Transcribe each record below word for word.

☆ ☆ ☆

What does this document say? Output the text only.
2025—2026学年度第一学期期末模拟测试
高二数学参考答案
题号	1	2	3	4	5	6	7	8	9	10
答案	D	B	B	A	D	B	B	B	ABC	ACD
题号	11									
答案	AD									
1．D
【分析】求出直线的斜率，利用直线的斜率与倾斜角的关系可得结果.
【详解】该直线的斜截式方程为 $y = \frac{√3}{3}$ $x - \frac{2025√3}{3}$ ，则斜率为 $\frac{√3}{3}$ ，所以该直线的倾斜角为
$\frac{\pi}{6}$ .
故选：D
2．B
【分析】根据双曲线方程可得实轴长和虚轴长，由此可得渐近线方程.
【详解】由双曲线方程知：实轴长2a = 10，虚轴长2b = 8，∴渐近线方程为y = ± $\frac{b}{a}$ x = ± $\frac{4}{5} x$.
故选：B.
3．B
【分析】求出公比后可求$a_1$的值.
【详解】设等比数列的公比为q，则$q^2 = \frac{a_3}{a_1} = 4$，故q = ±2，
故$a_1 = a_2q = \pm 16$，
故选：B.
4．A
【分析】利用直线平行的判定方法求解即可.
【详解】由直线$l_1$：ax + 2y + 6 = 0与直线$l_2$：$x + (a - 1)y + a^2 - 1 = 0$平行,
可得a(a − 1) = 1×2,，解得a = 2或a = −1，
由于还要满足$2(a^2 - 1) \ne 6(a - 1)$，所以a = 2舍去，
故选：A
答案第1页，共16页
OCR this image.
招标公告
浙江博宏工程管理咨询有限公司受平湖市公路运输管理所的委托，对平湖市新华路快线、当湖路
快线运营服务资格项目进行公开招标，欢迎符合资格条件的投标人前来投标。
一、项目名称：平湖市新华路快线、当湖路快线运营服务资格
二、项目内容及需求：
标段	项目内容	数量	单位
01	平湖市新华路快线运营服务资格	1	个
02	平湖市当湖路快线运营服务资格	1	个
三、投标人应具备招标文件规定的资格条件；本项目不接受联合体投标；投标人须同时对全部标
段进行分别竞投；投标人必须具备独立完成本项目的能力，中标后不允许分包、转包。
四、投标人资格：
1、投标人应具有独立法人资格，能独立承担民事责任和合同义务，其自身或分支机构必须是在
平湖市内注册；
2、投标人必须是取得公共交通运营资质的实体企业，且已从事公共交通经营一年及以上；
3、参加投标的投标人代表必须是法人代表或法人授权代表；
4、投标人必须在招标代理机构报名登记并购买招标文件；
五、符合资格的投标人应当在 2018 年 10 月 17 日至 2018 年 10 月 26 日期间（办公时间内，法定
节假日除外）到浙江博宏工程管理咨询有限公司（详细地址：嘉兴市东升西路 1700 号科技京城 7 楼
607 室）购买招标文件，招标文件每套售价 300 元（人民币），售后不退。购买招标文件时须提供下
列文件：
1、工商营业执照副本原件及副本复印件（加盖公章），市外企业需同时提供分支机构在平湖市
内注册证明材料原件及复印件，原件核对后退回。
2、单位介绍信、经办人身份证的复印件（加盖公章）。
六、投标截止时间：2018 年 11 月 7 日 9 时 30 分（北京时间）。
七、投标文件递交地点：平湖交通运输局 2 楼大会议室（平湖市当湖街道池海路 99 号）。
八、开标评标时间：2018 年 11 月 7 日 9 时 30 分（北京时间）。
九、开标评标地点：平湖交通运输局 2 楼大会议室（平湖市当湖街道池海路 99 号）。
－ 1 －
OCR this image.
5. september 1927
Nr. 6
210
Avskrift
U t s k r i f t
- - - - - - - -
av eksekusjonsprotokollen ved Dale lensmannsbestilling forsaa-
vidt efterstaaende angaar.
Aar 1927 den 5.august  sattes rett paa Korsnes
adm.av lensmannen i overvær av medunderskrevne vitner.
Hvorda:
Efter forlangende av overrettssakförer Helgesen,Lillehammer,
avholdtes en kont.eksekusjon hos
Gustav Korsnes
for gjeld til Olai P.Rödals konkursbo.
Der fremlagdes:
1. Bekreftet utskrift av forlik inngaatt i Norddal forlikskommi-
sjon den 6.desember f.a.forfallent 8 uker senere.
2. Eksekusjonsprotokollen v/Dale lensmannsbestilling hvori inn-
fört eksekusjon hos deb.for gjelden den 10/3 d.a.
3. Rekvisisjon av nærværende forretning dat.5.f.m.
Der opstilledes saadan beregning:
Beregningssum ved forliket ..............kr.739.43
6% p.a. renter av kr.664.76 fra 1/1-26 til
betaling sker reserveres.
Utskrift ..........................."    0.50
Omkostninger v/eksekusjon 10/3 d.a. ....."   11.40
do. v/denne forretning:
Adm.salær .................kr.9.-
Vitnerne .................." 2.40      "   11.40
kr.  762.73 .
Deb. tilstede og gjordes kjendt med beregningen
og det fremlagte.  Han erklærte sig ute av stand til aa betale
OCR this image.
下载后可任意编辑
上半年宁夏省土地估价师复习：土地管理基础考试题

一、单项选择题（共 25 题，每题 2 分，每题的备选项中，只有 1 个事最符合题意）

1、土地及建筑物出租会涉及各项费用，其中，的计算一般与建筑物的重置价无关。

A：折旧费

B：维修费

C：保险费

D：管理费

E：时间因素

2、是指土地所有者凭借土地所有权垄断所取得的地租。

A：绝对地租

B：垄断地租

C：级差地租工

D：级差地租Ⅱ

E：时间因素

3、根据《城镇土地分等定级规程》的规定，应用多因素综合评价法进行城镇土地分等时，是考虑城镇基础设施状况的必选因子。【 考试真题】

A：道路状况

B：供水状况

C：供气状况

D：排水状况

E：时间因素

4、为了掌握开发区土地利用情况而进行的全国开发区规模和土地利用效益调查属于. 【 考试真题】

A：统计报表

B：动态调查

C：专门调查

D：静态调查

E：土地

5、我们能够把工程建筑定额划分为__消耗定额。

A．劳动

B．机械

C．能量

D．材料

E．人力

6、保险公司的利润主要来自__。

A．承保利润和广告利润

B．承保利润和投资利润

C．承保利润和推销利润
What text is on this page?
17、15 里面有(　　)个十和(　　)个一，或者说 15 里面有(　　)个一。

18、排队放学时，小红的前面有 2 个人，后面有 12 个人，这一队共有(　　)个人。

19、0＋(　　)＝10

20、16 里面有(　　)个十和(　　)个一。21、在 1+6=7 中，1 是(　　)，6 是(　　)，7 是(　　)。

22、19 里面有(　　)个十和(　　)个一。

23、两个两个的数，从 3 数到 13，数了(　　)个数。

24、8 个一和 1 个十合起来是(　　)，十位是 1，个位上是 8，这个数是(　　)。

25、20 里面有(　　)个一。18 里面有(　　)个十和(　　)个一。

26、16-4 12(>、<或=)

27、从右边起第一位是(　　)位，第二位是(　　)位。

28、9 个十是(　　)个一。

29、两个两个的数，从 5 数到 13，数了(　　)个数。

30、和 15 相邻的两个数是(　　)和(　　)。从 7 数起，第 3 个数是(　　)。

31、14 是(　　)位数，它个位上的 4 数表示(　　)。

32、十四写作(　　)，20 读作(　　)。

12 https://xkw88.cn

☆ ☆ ☆

### Expected answer
What does this document say? Output the text only.
2025—2026学年度第一学期期末模拟测试
高二数学参考答案
题号	1	2	3	4	5	6	7	8	9	10
答案	D	B	B	A	D	B	B	B	ABC	ACD
题号	11									
答案	AD									
1．D
【分析】求出直线的斜率，利用直线的斜率与倾斜角的关系可得结果.
【详解】该直线的斜截式方程为 $y = \frac{√3}{3}$ $x - \frac{2025√3}{3}$ ，则斜率为 $\frac{√3}{3}$ ，所以该直线的倾斜角为
$\frac{\pi}{6}$ .
故选：D
2．B
【分析】根据双曲线方程可得实轴长和虚轴长，由此可得渐近线方程.
【详解】由双曲线方程知：实轴长2a = 10，虚轴长2b = 8，∴渐近线方程为y = ± $\frac{b}{a}$ x = ± $\frac{4}{5} x$.
故选：B.
3．B
【分析】求出公比后可求$a_1$的值.
【详解】设等比数列的公比为q，则$q^2 = \frac{a_3}{a_1} = 4$，故q = ±2，
故$a_1 = a_2q = \pm 16$，
故选：B.
4．A
【分析】利用直线平行的判定方法求解即可.
【详解】由直线$l_1$：ax + 2y + 6 = 0与直线$l_2$：$x + (a - 1)y + a^2 - 1 = 0$平行,
可得a(a − 1) = 1×2,，解得a = 2或a = −1，
由于还要满足$2(a^2 - 1) \ne 6(a - 1)$，所以a = 2舍去，
故选：A
答案第1页，共16页
OCR this image.
招标公告
浙江博宏工程管理咨询有限公司受平湖市公路运输管理所的委托，对平湖市新华路快线、当湖路
快线运营服务资格项目进行公开招标，欢迎符合资格条件的投标人前来投标。
一、项目名称：平湖市新华路快线、当湖路快线运营服务资格
二、项目内容及需求：
标段	项目内容	数量	单位
01	平湖市新华路快线运营服务资格	1	个
02	平湖市当湖路快线运营服务资格	1	个
三、投标人应具备招标文件规定的资格条件；本项目不接受联合体投标；投标人须同时对全部标
段进行分别竞投；投标人必须具备独立完成本项目的能力，中标后不允许分包、转包。
四、投标人资格：
1、投标人应具有独立法人资格，能独立承担民事责任和合同义务，其自身或分支机构必须是在
平湖市内注册；
2、投标人必须是取得公共交通运营资质的实体企业，且已从事公共交通经营一年及以上；
3、参加投标的投标人代表必须是法人代表或法人授权代表；
4、投标人必须在招标代理机构报名登记并购买招标文件；
五、符合资格的投标人应当在 2018 年 10 月 17 日至 2018 年 10 月 26 日期间（办公时间内，法定
节假日除外）到浙江博宏工程管理咨询有限公司（详细地址：嘉兴市东升西路 1700 号科技京城 7 楼
607 室）购买招标文件，招标文件每套售价 300 元（人民币），售后不退。购买招标文件时须提供下
列文件：
1、工商营业执照副本原件及副本复印件（加盖公章），市外企业需同时提供分支机构在平湖市
内注册证明材料原件及复印件，原件核对后退回。
2、单位介绍信、经办人身份证的复印件（加盖公章）。
六、投标截止时间：2018 年 11 月 7 日 9 时 30 分（北京时间）。
七、投标文件递交地点：平湖交通运输局 2 楼大会议室（平湖市当湖街道池海路 99 号）。
八、开标评标时间：2018 年 11 月 7 日 9 时 30 分（北京时间）。
九、开标评标地点：平湖交通运输局 2 楼大会议室（平湖市当湖街道池海路 99 号）。
－ 1 －
OCR this image.
5. september 1927
Nr. 6
210
Avskrift
U t s k r i f t
- - - - - - - -
av eksekusjonsprotokollen ved Dale lensmannsbestilling forsaa-
vidt efterstaaende angaar.
Aar 1927 den 5.august  sattes rett paa Korsnes
adm.av lensmannen i overvær av medunderskrevne vitner.
Hvorda:
Efter forlangende av overrettssakförer Helgesen,Lillehammer,
avholdtes en kont.eksekusjon hos
Gustav Korsnes
for gjeld til Olai P.Rödals konkursbo.
Der fremlagdes:
1. Bekreftet utskrift av forlik inngaatt i Norddal forlikskommi-
sjon den 6.desember f.a.forfallent 8 uker senere.
2. Eksekusjonsprotokollen v/Dale lensmannsbestilling hvori inn-
fört eksekusjon hos deb.for gjelden den 10/3 d.a.
3. Rekvisisjon av nærværende forretning dat.5.f.m.
Der opstilledes saadan beregning:
Beregningssum ved forliket ..............kr.739.43
6% p.a. renter av kr.664.76 fra 1/1-26 til
betaling sker reserveres.
Utskrift ..........................."    0.50
Omkostninger v/eksekusjon 10/3 d.a. ....."   11.40
do. v/denne forretning:
Adm.salær .................kr.9.-
Vitnerne .................." 2.40      "   11.40
kr.  762.73 .
Deb. tilstede og gjordes kjendt med beregningen
og det fremlagte.  Han erklærte sig ute av stand til aa betale
OCR this image.
下载后可任意编辑
上半年宁夏省土地估价师复习：土地管理基础考试题

一、单项选择题（共 25 题，每题 2 分，每题的备选项中，只有 1 个事最符合题意）

1、土地及建筑物出租会涉及各项费用，其中，的计算一般与建筑物的重置价无关。

A：折旧费

B：维修费

C：保险费

D：管理费

E：时间因素

2、是指土地所有者凭借土地所有权垄断所取得的地租。

A：绝对地租

B：垄断地租

C：级差地租工

D：级差地租Ⅱ

E：时间因素

3、根据《城镇土地分等定级规程》的规定，应用多因素综合评价法进行城镇土地分等时，是考虑城镇基础设施状况的必选因子。【 考试真题】

A：道路状况

B：供水状况

C：供气状况

D：排水状况

E：时间因素

4、为了掌握开发区土地利用情况而进行的全国开发区规模和土地利用效益调查属于. 【 考试真题】

A：统计报表

B：动态调查

C：专门调查

D：静态调查

E：土地

5、我们能够把工程建筑定额划分为__消耗定额。

A．劳动

B．机械

C．能量

D．材料

E．人力

6、保险公司的利润主要来自__。

A．承保利润和广告利润

B．承保利润和投资利润

C．承保利润和推销利润
What text is on this page?
17、15 里面有(　　)个十和(　　)个一，或者说 15 里面有(　　)个一。

18、排队放学时，小红的前面有 2 个人，后面有 12 个人，这一队共有(　　)个人。

19、0＋(　　)＝10

20、16 里面有(　　)个十和(　　)个一。21、在 1+6=7 中，1 是(　　)，6 是(　　)，7 是(　　)。

22、19 里面有(　　)个十和(　　)个一。

23、两个两个的数，从 3 数到 13，数了(　　)个数。

24、8 个一和 1 个十合起来是(　　)，十位是 1，个位上是 8，这个数是(　　)。

25、20 里面有(　　)个一。18 里面有(　　)个十和(　　)个一。

26、16-4 12(>、<或=)

27、从右边起第一位是(　　)位，第二位是(　　)位。

28、9 个十是(　　)个一。

29、两个两个的数，从 5 数到 13，数了(　　)个数。

30、和 15 相邻的两个数是(　　)和(　　)。从 7 数起，第 3 个数是(　　)。

31、14 是(　　)位数，它个位上的 4 数表示(　　)。

32、十四写作(　　)，20 读作(　　)。

12 https://xkw88.cn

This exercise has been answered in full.